** Opening Exercise data block **

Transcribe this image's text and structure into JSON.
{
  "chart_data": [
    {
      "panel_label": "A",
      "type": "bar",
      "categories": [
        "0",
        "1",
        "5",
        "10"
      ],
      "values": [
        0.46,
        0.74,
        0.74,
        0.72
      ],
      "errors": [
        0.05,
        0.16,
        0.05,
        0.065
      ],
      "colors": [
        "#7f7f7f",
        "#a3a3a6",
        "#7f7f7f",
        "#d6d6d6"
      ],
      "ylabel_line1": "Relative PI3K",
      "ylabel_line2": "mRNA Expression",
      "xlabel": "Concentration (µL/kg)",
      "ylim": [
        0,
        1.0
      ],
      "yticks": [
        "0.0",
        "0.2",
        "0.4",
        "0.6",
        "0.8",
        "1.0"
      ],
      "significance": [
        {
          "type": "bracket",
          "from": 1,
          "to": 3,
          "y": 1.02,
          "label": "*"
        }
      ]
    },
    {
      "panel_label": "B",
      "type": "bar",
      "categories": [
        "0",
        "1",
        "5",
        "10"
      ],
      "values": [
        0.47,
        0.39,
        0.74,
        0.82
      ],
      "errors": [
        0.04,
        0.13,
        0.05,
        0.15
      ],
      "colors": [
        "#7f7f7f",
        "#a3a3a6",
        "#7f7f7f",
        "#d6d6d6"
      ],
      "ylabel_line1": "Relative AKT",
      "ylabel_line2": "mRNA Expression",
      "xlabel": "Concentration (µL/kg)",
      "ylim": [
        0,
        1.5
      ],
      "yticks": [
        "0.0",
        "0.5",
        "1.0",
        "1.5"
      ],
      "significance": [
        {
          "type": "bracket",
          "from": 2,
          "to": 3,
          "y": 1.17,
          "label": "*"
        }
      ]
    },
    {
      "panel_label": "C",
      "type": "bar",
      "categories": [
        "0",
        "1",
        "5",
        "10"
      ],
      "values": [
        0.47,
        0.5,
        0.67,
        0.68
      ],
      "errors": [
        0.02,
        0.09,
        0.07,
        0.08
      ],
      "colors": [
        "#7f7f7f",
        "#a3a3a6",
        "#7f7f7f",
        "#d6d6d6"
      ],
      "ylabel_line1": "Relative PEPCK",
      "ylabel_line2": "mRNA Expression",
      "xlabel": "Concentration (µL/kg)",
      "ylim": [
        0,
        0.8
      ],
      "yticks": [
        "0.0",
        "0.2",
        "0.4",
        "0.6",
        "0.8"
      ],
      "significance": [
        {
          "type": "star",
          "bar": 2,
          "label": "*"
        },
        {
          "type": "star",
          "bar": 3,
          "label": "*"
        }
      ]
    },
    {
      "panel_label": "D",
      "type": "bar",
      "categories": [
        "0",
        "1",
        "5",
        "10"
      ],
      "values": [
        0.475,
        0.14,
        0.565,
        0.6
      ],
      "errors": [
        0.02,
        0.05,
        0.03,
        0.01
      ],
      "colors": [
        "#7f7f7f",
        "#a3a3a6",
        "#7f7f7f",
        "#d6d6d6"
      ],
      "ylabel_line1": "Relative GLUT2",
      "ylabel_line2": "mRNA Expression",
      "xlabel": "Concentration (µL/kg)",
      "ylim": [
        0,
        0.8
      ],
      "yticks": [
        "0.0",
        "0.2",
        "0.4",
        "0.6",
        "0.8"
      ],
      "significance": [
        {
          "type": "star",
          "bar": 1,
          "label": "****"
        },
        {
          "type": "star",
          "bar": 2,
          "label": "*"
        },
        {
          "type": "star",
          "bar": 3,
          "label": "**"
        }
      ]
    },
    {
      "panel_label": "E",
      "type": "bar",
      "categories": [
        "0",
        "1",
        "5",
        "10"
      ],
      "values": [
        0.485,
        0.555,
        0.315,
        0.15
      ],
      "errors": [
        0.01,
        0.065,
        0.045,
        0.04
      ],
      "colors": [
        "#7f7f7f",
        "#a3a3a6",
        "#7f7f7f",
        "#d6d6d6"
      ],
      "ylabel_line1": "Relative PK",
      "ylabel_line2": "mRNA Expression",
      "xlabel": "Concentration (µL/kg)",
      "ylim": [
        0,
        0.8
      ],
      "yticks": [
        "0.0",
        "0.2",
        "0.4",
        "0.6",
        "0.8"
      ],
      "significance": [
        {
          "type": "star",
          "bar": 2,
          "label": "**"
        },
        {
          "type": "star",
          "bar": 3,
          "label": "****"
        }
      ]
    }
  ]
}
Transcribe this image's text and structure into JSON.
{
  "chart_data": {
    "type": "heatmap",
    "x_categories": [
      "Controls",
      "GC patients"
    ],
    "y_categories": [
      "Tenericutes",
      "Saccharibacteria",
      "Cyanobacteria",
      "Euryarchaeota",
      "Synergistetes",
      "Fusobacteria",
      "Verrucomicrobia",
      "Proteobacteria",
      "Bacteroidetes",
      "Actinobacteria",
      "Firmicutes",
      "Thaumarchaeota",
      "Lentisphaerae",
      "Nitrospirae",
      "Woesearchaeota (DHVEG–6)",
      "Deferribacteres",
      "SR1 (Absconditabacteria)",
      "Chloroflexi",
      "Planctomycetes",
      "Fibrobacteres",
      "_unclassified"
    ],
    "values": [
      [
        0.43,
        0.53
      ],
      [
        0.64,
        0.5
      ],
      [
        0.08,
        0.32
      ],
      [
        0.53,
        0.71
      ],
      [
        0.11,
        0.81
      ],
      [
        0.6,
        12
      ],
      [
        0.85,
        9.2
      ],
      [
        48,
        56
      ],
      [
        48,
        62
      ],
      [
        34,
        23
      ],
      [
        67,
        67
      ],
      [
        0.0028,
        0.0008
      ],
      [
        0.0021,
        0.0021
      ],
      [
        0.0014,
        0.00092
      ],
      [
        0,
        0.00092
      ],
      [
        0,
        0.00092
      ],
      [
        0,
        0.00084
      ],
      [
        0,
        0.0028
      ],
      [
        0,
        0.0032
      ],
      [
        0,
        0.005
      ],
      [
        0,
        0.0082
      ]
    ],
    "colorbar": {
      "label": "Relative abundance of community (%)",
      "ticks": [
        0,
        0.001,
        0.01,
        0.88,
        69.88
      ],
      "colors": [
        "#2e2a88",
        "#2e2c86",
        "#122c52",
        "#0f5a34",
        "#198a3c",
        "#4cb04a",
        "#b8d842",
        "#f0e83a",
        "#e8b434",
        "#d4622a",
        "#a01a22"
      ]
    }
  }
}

** Closing Exercise data block **

▶ Problem
Write out the whole listing verbatim.

▶ Result of this exercise
Transcribe this image's text and structure into JSON.
{
  "chart_data": [
    {
      "panel_label": "A",
      "type": "bar",
      "categories": [
        "0",
        "1",
        "5",
        "10"
      ],
      "values": [
        0.46,
        0.74,
        0.74,
        0.72
      ],
      "errors": [
        0.05,
        0.16,
        0.05,
        0.065
      ],
      "colors": [
        "#7f7f7f",
        "#a3a3a6",
        "#7f7f7f",
        "#d6d6d6"
      ],
      "ylabel_line1": "Relative PI3K",
      "ylabel_line2": "mRNA Expression",
      "xlabel": "Concentration (µL/kg)",
      "ylim": [
        0,
        1.0
      ],
      "yticks": [
        "0.0",
        "0.2",
        "0.4",
        "0.6",
        "0.8",
        "1.0"
      ],
      "significance": [
        {
          "type": "bracket",
          "from": 1,
          "to": 3,
          "y": 1.02,
          "label": "*"
        }
      ]
    },
    {
      "panel_label": "B",
      "type": "bar",
      "categories": [
        "0",
        "1",
        "5",
        "10"
      ],
      "values": [
        0.47,
        0.39,
        0.74,
        0.82
      ],
      "errors": [
        0.04,
        0.13,
        0.05,
        0.15
      ],
      "colors": [
        "#7f7f7f",
        "#a3a3a6",
        "#7f7f7f",
        "#d6d6d6"
      ],
      "ylabel_line1": "Relative AKT",
      "ylabel_line2": "mRNA Expression",
      "xlabel": "Concentration (µL/kg)",
      "ylim": [
        0,
        1.5
      ],
      "yticks": [
        "0.0",
        "0.5",
        "1.0",
        "1.5"
      ],
      "significance": [
        {
          "type": "bracket",
          "from": 2,
          "to": 3,
          "y": 1.17,
          "label": "*"
        }
      ]
    },
    {
      "panel_label": "C",
      "type": "bar",
      "categories": [
        "0",
        "1",
        "5",
        "10"
      ],
      "values": [
        0.47,
        0.5,
        0.67,
        0.68
      ],
      "errors": [
        0.02,
        0.09,
        0.07,
        0.08
      ],
      "colors": [
        "#7f7f7f",
        "#a3a3a6",
        "#7f7f7f",
        "#d6d6d6"
      ],
      "ylabel_line1": "Relative PEPCK",
      "ylabel_line2": "mRNA Expression",
      "xlabel": "Concentration (µL/kg)",
      "ylim": [
        0,
        0.8
      ],
      "yticks": [
        "0.0",
        "0.2",
        "0.4",
        "0.6",
        "0.8"
      ],
      "significance": [
        {
          "type": "star",
          "bar": 2,
          "label": "*"
        },
        {
          "type": "star",
          "bar": 3,
          "label": "*"
        }
      ]
    },
    {
      "panel_label": "D",
      "type": "bar",
      "categories": [
        "0",
        "1",
        "5",
        "10"
      ],
      "values": [
        0.475,
        0.14,
        0.565,
        0.6
      ],
      "errors": [
        0.02,
        0.05,
        0.03,
        0.01
      ],
      "colors": [
        "#7f7f7f",
        "#a3a3a6",
        "#7f7f7f",
        "#d6d6d6"
      ],
      "ylabel_line1": "Relative GLUT2",
      "ylabel_line2": "mRNA Expression",
      "xlabel": "Concentration (µL/kg)",
      "ylim": [
        0,
        0.8
      ],
      "yticks": [
        "0.0",
        "0.2",
        "0.4",
        "0.6",
        "0.8"
      ],
      "significance": [
        {
          "type": "star",
          "bar": 1,
          "label": "****"
        },
        {
          "type": "star",
          "bar": 2,
          "label": "*"
        },
        {
          "type": "star",
          "bar": 3,
          "label": "**"
        }
      ]
    },
    {
      "panel_label": "E",
      "type": "bar",
      "categories": [
        "0",
        "1",
        "5",
        "10"
      ],
      "values": [
        0.485,
        0.555,
        0.315,
        0.15
      ],
      "errors": [
        0.01,
        0.065,
        0.045,
        0.04
      ],
      "colors": [
        "#7f7f7f",
        "#a3a3a6",
        "#7f7f7f",
        "#d6d6d6"
      ],
      "ylabel_line1": "Relative PK",
      "ylabel_line2": "mRNA Expression",
      "xlabel": "Concentration (µL/kg)",
      "ylim": [
        0,
        0.8
      ],
      "yticks": [
        "0.0",
        "0.2",
        "0.4",
        "0.6",
        "0.8"
      ],
      "significance": [
        {
          "type": "star",
          "bar": 2,
          "label": "**"
        },
        {
          "type": "star",
          "bar": 3,
          "label": "****"
        }
      ]
    }
  ]
}
Transcribe this image's text and structure into JSON.
{
  "chart_data": {
    "type": "heatmap",
    "x_categories": [
      "Controls",
      "GC patients"
    ],
    "y_categories": [
      "Tenericutes",
      "Saccharibacteria",
      "Cyanobacteria",
      "Euryarchaeota",
      "Synergistetes",
      "Fusobacteria",
      "Verrucomicrobia",
      "Proteobacteria",
      "Bacteroidetes",
      "Actinobacteria",
      "Firmicutes",
      "Thaumarchaeota",
      "Lentisphaerae",
      "Nitrospirae",
      "Woesearchaeota (DHVEG–6)",
      "Deferribacteres",
      "SR1 (Absconditabacteria)",
      "Chloroflexi",
      "Planctomycetes",
      "Fibrobacteres",
      "_unclassified"
    ],
    "values": [
      [
        0.43,
        0.53
      ],
      [
        0.64,
        0.5
      ],
      [
        0.08,
        0.32
      ],
      [
        0.53,
        0.71
      ],
      [
        0.11,
        0.81
      ],
      [
        0.6,
        12
      ],
      [
        0.85,
        9.2
      ],
      [
        48,
        56
      ],
      [
        48,
        62
      ],
      [
        34,
        23
      ],
      [
        67,
        67
      ],
      [
        0.0028,
        0.0008
      ],
      [
        0.0021,
        0.0021
      ],
      [
        0.0014,
        0.00092
      ],
      [
        0,
        0.00092
      ],
      [
        0,
        0.00092
      ],
      [
        0,
        0.00084
      ],
      [
        0,
        0.0028
      ],
      [
        0,
        0.0032
      ],
      [
        0,
        0.005
      ],
      [
        0,
        0.0082
      ]
    ],
    "colorbar": {
      "label": "Relative abundance of community (%)",
      "ticks": [
        0,
        0.001,
        0.01,
        0.88,
        69.88
      ],
      "colors": [
        "#2e2a88",
        "#2e2c86",
        "#122c52",
        "#0f5a34",
        "#198a3c",
        "#4cb04a",
        "#b8d842",
        "#f0e83a",
        "#e8b434",
        "#d4622a",
        "#a01a22"
      ]
    }
  }
}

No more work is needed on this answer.